GIVEN REQUEST
Where a line of the listing below includes the word "السمن", reproduce that line.

DATA PROVIDED
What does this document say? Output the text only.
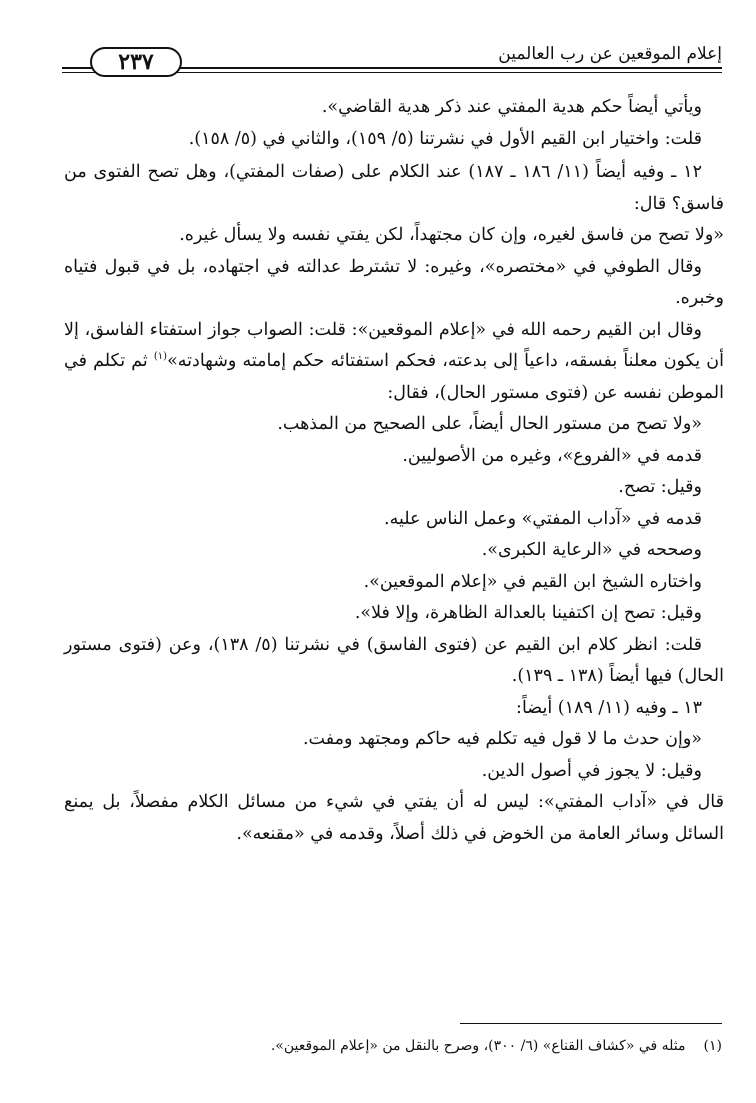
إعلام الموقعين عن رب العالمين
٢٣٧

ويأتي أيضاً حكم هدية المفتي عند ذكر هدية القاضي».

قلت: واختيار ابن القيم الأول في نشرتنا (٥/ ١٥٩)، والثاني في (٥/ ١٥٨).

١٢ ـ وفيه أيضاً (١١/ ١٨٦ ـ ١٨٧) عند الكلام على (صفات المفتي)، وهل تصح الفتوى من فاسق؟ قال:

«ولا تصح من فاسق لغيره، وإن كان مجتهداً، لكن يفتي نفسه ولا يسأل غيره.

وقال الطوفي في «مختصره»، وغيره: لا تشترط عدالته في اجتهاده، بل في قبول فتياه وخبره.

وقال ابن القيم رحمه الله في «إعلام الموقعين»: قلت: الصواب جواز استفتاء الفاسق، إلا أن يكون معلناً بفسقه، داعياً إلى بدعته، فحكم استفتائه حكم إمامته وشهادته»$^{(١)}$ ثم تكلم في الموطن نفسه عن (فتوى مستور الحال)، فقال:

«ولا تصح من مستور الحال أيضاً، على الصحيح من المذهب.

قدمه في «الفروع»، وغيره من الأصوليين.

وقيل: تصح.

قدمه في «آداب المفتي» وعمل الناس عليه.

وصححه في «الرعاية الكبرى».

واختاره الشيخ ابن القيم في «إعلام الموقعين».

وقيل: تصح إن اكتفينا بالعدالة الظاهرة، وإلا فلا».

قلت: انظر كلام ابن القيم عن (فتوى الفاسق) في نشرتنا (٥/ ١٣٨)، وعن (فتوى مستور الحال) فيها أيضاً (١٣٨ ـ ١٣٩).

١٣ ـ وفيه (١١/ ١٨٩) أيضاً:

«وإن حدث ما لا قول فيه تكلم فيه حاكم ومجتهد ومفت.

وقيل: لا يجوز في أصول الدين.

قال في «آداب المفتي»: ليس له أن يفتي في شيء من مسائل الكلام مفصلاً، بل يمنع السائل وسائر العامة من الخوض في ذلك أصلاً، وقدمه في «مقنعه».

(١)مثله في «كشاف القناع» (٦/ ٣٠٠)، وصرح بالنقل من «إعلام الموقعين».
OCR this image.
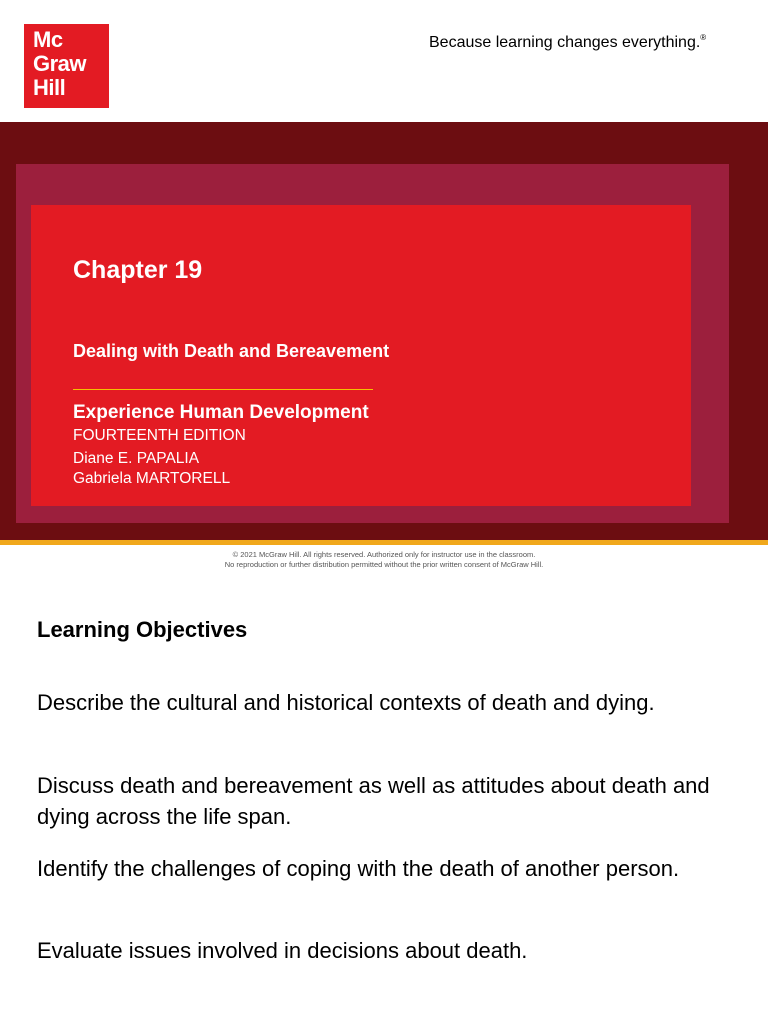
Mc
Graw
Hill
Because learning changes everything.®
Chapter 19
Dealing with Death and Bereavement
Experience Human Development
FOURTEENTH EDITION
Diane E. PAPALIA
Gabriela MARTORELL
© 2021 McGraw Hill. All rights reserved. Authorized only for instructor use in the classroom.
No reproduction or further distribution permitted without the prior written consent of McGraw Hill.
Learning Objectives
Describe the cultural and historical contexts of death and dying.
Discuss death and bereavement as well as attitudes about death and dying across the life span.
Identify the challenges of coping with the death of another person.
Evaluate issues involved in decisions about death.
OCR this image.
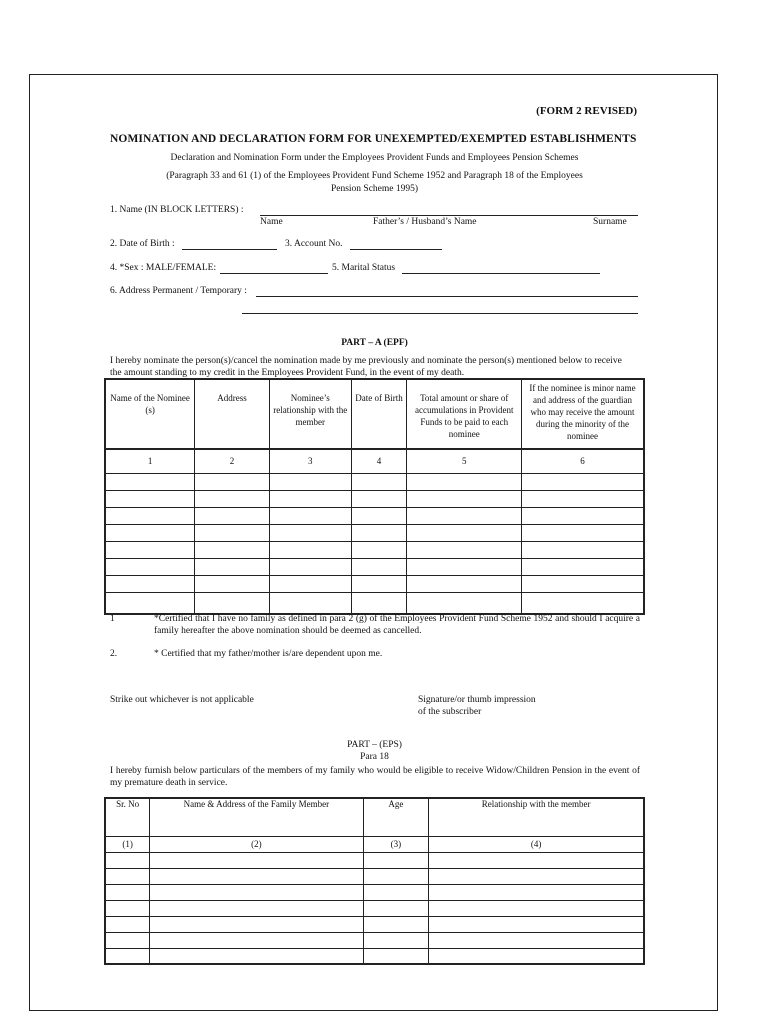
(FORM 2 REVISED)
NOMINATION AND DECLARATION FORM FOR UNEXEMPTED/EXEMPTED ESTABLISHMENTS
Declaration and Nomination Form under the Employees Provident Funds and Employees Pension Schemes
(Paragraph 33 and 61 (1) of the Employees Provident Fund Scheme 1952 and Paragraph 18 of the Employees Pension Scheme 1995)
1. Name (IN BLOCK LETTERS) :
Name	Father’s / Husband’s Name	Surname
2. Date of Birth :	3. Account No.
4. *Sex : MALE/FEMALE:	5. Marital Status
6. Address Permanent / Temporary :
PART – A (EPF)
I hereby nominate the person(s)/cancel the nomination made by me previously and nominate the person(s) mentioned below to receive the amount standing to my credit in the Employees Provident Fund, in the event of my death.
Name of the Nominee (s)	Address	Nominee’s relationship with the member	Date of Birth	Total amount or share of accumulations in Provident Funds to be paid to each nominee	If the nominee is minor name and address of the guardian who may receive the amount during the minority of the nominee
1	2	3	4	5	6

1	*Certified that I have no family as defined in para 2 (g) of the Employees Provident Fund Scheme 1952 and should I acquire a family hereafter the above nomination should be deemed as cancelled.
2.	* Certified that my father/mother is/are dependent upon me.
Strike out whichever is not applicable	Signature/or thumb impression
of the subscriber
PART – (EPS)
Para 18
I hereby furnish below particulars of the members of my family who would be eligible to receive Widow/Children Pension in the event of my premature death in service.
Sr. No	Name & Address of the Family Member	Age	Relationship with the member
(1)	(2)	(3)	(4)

* * *

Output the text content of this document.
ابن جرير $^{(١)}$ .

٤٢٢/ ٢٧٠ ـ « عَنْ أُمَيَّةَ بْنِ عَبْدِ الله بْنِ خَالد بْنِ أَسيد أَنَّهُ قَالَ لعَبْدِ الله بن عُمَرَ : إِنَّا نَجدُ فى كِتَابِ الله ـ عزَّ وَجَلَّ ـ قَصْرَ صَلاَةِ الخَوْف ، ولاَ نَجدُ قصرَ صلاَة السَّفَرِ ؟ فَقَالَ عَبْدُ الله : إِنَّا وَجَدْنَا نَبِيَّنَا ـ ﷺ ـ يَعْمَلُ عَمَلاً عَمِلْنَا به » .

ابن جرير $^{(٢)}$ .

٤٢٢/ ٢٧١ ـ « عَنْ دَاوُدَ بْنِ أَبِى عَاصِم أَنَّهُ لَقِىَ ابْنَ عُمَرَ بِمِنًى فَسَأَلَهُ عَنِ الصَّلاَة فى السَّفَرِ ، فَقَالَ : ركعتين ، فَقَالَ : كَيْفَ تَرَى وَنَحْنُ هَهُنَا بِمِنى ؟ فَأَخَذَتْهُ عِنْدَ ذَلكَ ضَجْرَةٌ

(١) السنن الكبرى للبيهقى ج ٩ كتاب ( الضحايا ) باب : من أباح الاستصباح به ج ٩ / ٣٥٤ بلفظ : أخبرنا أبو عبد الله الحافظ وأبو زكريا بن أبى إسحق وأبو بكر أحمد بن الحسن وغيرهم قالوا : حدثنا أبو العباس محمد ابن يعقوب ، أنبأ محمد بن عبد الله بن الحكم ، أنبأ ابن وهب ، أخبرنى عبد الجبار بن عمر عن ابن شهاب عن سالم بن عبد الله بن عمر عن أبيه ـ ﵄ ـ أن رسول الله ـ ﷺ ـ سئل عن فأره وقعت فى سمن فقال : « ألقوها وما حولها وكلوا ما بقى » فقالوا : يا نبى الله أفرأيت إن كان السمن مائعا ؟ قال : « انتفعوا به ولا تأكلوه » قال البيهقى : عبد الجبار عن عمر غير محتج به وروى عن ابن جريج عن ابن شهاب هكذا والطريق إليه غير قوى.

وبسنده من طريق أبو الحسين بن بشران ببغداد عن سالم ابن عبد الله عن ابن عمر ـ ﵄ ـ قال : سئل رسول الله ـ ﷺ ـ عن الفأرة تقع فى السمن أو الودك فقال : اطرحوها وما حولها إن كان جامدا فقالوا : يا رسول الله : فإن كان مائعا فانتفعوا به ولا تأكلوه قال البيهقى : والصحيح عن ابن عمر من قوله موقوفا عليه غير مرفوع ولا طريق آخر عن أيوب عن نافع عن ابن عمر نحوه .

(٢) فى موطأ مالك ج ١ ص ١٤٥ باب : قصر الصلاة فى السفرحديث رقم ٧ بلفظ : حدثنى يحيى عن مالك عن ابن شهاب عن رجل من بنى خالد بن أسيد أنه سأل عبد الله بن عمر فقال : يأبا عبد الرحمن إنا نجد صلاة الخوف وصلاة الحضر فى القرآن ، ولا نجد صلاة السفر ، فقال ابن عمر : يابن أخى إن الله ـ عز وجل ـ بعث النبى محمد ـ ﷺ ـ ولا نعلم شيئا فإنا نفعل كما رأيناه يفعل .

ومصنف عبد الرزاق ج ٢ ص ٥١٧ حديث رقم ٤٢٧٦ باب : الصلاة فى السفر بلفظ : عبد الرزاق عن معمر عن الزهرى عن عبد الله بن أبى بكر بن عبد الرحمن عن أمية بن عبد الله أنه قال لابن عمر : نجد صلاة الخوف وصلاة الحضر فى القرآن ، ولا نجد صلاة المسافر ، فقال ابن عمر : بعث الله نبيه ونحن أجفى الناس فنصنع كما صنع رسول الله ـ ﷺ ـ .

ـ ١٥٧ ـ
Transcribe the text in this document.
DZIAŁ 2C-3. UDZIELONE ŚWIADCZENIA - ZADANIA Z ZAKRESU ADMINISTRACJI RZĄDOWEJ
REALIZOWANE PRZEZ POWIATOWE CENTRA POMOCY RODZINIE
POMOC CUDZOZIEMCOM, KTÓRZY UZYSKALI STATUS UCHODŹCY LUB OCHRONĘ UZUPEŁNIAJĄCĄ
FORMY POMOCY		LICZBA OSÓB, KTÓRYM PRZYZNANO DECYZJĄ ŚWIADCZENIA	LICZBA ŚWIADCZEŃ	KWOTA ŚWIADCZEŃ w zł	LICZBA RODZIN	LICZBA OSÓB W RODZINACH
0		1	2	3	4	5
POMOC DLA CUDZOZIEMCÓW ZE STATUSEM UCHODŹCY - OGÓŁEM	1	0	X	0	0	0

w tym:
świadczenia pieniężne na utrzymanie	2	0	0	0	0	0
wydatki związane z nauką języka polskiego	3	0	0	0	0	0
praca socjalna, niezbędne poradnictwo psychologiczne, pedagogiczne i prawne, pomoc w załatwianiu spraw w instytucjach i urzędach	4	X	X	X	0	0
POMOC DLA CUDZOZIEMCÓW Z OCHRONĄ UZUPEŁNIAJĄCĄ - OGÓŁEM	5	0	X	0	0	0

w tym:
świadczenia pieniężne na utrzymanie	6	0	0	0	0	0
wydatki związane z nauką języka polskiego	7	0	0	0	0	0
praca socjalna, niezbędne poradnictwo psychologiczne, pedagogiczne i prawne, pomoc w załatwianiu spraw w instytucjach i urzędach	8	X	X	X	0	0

RESULT OF THE EXERCISE
(١) السنن الكبرى للبيهقى ج ٩ كتاب ( الضحايا ) باب : من أباح الاستصباح به ج ٩ / ٣٥٤ بلفظ : أخبرنا أبو عبد الله الحافظ وأبو زكريا بن أبى إسحق وأبو بكر أحمد بن الحسن وغيرهم قالوا : حدثنا أبو العباس محمد ابن يعقوب ، أنبأ محمد بن عبد الله بن الحكم ، أنبأ ابن وهب ، أخبرنى عبد الجبار بن عمر عن ابن شهاب عن سالم بن عبد الله بن عمر عن أبيه ـ ﵄ ـ أن رسول الله ـ ﷺ ـ سئل عن فأره وقعت فى سمن فقال : « ألقوها وما حولها وكلوا ما بقى » فقالوا : يا نبى الله أفرأيت إن كان السمن مائعا ؟ قال : « انتفعوا به ولا تأكلوه » قال البيهقى : عبد الجبار عن عمر غير محتج به وروى عن ابن جريج عن ابن شهاب هكذا والطريق إليه غير قوى.
وبسنده من طريق أبو الحسين بن بشران ببغداد عن سالم ابن عبد الله عن ابن عمر ـ ﵄ ـ قال : سئل رسول الله ـ ﷺ ـ عن الفأرة تقع فى السمن أو الودك فقال : اطرحوها وما حولها إن كان جامدا فقالوا : يا رسول الله : فإن كان مائعا فانتفعوا به ولا تأكلوه قال البيهقى : والصحيح عن ابن عمر من قوله موقوفا عليه غير مرفوع ولا طريق آخر عن أيوب عن نافع عن ابن عمر نحوه .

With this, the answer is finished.